▶ **The exercise**: Extract all lines in the data that contain the word "Icing".

▶ **Supplied records**:
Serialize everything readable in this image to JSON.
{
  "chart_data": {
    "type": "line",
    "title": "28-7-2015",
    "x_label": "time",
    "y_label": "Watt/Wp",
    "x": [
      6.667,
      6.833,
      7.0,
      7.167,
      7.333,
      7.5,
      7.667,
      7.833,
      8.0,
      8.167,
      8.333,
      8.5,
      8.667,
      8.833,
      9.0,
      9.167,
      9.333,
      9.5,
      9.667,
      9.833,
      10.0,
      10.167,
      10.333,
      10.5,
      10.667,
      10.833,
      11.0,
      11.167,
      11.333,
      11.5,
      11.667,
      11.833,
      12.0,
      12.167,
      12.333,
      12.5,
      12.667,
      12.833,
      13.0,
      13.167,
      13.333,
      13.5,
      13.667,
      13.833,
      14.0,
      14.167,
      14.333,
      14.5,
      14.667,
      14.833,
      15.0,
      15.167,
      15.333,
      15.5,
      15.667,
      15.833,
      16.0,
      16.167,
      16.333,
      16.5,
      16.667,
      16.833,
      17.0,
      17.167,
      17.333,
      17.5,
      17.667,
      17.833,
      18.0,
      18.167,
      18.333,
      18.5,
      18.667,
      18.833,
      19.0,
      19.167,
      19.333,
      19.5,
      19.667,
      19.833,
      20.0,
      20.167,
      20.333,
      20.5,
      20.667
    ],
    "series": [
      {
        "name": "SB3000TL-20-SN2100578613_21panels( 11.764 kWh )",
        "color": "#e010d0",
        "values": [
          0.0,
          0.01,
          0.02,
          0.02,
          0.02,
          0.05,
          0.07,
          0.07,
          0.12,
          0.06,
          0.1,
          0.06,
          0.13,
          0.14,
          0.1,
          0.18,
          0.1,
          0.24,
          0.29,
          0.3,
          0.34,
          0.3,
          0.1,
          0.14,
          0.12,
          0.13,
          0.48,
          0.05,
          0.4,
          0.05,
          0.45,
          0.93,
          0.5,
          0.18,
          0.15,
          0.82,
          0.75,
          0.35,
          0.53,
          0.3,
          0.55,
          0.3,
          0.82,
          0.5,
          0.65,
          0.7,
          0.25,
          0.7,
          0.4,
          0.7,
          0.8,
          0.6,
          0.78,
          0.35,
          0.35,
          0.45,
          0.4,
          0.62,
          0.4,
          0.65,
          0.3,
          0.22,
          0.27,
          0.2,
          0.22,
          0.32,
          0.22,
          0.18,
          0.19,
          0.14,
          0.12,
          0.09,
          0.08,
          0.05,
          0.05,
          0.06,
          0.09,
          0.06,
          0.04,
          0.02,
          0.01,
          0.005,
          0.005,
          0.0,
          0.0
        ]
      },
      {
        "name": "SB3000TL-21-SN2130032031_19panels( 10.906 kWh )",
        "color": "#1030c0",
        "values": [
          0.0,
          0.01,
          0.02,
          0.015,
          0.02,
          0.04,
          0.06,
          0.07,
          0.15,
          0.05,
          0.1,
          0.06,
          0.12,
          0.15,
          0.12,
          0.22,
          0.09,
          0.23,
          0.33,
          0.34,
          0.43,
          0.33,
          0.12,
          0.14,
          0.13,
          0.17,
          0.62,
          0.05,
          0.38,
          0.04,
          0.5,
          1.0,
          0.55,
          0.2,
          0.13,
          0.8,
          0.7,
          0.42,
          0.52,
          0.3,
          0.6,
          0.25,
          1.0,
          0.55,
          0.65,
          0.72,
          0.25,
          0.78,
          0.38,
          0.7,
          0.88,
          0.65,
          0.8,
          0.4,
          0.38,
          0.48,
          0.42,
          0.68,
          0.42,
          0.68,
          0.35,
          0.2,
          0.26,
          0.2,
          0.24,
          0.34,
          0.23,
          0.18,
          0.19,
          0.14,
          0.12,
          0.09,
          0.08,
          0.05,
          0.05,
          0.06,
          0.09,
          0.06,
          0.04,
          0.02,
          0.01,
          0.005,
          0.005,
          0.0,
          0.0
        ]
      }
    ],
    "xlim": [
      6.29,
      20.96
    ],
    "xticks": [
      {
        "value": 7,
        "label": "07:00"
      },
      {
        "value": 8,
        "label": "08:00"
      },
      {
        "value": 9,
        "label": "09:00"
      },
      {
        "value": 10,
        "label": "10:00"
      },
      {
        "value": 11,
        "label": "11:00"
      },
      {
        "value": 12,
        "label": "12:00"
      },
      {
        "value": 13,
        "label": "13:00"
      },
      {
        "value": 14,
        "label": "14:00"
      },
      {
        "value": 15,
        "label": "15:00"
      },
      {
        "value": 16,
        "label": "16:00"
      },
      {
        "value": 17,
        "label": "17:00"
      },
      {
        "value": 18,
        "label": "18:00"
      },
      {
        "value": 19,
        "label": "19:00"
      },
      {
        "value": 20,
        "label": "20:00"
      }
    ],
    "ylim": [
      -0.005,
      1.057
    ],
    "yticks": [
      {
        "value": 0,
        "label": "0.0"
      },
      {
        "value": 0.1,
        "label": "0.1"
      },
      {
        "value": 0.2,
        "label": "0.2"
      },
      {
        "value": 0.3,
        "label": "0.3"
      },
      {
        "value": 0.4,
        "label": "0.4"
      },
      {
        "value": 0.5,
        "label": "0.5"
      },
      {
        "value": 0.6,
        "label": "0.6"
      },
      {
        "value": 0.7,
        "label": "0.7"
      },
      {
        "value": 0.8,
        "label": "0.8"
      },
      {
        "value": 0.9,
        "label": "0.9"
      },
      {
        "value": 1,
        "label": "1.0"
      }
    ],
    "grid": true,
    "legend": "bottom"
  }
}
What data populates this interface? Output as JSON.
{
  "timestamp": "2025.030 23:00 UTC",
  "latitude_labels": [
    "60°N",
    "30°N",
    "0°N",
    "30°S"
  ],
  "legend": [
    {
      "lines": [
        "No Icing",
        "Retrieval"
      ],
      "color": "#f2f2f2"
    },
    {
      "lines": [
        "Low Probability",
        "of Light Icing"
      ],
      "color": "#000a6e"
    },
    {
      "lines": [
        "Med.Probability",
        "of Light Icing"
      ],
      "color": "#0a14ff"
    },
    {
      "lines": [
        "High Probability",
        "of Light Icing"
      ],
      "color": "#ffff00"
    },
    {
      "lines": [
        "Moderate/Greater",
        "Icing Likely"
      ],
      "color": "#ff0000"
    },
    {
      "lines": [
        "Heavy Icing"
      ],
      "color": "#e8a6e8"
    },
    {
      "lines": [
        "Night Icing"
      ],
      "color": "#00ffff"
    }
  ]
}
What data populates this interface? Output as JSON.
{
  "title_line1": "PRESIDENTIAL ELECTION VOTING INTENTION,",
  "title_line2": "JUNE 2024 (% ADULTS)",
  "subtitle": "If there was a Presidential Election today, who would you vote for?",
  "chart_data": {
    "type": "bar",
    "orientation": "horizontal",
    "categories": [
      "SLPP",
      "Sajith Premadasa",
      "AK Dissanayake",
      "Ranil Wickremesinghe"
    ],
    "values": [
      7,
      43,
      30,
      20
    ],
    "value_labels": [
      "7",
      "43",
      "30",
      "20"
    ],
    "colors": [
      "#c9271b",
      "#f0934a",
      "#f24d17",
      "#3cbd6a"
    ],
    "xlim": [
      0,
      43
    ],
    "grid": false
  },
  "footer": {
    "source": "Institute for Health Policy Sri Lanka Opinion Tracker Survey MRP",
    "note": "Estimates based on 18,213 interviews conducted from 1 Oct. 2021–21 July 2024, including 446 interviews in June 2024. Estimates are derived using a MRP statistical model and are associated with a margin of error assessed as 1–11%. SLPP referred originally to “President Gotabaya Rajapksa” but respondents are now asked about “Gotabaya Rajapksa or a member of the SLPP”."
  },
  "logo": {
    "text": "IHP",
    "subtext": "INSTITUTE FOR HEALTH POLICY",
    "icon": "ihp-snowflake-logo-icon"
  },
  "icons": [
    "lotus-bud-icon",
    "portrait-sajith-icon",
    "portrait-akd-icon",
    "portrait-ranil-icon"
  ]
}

▶ **Exercise result**:
        "No Icing",
        "of Light Icing"
        "of Light Icing"
        "of Light Icing"
        "Icing Likely"
        "Heavy Icing"
        "Night Icing"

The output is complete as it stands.